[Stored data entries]

********

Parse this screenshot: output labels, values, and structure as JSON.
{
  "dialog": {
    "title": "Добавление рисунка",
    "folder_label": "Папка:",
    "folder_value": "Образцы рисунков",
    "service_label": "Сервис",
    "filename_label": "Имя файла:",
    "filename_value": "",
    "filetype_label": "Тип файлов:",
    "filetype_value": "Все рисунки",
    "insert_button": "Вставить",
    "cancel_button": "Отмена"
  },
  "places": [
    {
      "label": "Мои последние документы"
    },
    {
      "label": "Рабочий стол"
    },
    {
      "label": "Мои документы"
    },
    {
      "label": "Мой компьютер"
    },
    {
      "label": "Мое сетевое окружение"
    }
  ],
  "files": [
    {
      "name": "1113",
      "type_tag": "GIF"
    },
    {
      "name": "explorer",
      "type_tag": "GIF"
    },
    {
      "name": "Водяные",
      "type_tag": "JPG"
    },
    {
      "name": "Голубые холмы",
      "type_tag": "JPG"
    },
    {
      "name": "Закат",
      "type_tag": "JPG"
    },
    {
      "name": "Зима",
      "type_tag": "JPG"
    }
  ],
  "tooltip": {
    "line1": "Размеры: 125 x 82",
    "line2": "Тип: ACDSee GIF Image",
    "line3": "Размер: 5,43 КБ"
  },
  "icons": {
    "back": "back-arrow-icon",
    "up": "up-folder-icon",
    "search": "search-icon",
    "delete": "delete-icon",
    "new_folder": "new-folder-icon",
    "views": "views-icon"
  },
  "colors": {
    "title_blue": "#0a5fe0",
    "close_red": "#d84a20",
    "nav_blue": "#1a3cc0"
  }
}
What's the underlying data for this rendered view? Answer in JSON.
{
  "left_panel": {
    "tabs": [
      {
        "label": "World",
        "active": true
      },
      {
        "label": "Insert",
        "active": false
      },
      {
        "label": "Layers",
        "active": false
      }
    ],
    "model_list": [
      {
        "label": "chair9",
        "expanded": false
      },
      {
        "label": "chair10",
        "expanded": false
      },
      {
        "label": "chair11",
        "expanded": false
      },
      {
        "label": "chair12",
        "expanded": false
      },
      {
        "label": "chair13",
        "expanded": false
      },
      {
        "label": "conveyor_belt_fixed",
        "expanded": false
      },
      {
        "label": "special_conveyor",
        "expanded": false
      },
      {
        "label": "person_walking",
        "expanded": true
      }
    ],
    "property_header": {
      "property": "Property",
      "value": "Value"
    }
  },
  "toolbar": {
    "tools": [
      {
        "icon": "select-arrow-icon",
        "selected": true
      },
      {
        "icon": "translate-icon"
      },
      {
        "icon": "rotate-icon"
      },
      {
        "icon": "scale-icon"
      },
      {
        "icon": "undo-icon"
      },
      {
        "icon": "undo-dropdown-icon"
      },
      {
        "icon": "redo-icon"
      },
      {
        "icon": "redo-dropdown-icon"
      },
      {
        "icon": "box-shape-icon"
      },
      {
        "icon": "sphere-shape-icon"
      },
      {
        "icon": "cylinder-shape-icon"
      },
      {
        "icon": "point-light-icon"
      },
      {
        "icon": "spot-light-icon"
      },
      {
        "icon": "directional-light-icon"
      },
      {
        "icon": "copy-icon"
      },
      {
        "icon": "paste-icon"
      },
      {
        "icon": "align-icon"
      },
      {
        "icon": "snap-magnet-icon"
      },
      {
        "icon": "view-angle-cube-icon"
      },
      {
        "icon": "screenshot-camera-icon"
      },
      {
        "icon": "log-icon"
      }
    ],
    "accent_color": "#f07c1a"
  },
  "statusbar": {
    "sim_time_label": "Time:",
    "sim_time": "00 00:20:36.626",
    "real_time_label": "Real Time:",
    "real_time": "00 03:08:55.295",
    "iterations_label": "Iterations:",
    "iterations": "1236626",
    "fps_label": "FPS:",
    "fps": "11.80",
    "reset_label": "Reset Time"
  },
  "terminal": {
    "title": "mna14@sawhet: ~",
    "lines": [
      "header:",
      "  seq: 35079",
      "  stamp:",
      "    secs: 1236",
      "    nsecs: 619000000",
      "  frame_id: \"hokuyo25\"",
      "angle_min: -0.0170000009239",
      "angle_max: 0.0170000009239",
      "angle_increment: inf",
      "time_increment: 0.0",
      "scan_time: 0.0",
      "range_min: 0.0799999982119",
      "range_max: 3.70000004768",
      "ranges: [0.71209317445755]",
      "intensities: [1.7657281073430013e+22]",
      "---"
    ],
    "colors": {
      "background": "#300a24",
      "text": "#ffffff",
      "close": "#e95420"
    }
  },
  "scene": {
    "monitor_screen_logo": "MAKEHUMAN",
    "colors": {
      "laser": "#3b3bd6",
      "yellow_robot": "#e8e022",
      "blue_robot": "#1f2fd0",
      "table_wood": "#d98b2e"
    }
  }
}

********

TASK STATEMENT: What number of lines in the records contain the word "документы"? Answer with that number alone.

SOLUTION TO THIS TASK: 2